Begin MATERIAL FOR THIS EXERCISE

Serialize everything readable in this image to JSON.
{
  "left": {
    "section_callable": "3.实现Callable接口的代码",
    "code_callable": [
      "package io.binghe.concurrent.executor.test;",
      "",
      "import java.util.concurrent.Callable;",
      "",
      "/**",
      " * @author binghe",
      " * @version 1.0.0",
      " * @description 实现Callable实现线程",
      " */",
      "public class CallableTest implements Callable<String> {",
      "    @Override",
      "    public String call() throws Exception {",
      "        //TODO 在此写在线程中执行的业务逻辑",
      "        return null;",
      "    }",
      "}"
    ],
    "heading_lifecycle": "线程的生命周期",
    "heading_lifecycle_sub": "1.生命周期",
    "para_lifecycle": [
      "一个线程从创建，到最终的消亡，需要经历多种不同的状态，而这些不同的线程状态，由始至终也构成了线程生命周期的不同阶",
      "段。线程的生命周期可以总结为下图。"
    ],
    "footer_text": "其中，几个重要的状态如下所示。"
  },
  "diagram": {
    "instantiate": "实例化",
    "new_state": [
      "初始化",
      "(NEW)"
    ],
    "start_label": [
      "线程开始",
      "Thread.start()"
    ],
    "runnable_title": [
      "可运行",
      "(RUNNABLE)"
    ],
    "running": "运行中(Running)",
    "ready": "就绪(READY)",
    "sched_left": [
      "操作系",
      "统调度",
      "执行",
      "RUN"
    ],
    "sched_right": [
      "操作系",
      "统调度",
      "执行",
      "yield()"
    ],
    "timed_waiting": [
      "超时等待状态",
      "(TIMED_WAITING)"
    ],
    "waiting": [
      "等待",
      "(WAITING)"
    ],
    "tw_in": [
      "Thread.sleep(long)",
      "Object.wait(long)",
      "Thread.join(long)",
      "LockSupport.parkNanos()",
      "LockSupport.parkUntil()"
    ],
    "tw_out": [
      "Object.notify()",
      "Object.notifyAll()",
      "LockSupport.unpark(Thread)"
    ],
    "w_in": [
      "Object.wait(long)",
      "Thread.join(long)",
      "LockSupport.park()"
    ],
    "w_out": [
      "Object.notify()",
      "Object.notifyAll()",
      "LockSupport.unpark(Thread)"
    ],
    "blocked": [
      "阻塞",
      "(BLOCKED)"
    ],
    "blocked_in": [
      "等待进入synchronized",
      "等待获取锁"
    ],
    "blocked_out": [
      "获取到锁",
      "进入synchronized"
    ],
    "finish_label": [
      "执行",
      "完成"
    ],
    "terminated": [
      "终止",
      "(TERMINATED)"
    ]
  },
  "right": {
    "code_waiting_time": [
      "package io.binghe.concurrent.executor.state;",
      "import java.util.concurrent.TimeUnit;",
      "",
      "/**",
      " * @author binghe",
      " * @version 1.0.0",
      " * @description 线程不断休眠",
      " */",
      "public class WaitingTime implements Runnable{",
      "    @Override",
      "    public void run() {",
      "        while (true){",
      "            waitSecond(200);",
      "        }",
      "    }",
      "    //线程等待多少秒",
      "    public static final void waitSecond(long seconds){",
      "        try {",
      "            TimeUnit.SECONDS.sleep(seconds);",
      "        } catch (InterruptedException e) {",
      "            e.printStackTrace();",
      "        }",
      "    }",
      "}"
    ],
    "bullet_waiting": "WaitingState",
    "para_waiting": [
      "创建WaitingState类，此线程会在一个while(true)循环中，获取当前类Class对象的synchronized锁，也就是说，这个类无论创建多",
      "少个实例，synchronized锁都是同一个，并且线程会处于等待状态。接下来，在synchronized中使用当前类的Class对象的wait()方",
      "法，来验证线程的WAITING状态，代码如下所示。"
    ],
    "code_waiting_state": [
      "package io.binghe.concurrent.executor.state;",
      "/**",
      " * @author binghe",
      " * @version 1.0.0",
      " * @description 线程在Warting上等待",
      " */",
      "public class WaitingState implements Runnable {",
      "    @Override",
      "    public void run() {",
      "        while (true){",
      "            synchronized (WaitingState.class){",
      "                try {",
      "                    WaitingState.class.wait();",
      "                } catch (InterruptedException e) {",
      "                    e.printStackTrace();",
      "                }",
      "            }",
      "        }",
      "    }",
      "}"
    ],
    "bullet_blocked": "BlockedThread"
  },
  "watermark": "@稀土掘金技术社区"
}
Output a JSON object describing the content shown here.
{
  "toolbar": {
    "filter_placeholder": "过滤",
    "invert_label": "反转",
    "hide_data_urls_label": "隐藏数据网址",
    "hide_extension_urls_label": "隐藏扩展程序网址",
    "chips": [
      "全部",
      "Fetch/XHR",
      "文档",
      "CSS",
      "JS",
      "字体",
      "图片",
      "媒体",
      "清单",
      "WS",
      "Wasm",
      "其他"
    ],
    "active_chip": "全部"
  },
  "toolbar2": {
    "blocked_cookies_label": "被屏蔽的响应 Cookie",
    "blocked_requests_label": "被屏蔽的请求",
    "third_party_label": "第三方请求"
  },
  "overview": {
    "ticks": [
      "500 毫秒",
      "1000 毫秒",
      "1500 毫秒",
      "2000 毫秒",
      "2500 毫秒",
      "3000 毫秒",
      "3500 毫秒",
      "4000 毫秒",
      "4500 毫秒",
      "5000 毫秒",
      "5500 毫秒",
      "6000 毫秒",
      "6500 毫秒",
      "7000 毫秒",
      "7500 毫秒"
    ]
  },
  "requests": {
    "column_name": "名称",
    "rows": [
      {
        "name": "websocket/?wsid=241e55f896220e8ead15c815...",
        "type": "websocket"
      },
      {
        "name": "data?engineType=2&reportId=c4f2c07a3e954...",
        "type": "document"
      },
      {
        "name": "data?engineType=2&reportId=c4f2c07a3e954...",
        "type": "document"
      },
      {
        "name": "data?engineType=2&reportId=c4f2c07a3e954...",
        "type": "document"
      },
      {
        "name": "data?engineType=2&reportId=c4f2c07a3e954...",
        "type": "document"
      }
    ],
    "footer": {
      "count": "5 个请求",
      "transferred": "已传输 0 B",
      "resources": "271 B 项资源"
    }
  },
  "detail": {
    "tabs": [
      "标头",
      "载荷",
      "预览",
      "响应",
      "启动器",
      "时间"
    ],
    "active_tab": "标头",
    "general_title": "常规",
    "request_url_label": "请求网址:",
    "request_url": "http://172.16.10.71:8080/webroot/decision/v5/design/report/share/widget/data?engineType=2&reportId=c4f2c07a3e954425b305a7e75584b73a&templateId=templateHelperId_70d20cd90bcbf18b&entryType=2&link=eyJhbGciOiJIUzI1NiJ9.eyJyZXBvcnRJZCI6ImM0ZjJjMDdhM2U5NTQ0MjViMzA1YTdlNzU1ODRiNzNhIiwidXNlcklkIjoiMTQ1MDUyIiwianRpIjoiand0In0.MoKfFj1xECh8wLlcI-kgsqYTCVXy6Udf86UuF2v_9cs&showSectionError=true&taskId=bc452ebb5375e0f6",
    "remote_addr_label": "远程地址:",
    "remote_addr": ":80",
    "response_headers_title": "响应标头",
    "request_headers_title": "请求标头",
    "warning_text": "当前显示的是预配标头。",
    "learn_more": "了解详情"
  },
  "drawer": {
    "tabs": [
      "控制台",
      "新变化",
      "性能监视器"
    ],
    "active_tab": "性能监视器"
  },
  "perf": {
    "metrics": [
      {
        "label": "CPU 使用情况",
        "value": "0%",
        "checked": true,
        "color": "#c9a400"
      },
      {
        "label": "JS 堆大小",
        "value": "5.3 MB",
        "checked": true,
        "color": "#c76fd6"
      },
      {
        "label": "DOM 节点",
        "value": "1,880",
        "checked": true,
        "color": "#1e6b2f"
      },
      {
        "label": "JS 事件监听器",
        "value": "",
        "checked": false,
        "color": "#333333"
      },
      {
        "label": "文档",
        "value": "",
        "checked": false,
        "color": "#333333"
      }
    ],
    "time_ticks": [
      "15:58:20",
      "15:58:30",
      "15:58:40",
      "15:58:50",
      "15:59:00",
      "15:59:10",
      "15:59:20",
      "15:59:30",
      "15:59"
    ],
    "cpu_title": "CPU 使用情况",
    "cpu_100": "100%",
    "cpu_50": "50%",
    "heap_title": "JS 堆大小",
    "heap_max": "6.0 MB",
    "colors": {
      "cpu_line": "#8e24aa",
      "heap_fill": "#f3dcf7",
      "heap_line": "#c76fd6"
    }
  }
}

End MATERIAL FOR THIS EXERCISE

### WRITTEN PROBLEM
List the lines that contain the word "JSON".

### OUTPUT BELOW
Serialize everything readable in this image to JSON.
Output a JSON object describing the content shown here.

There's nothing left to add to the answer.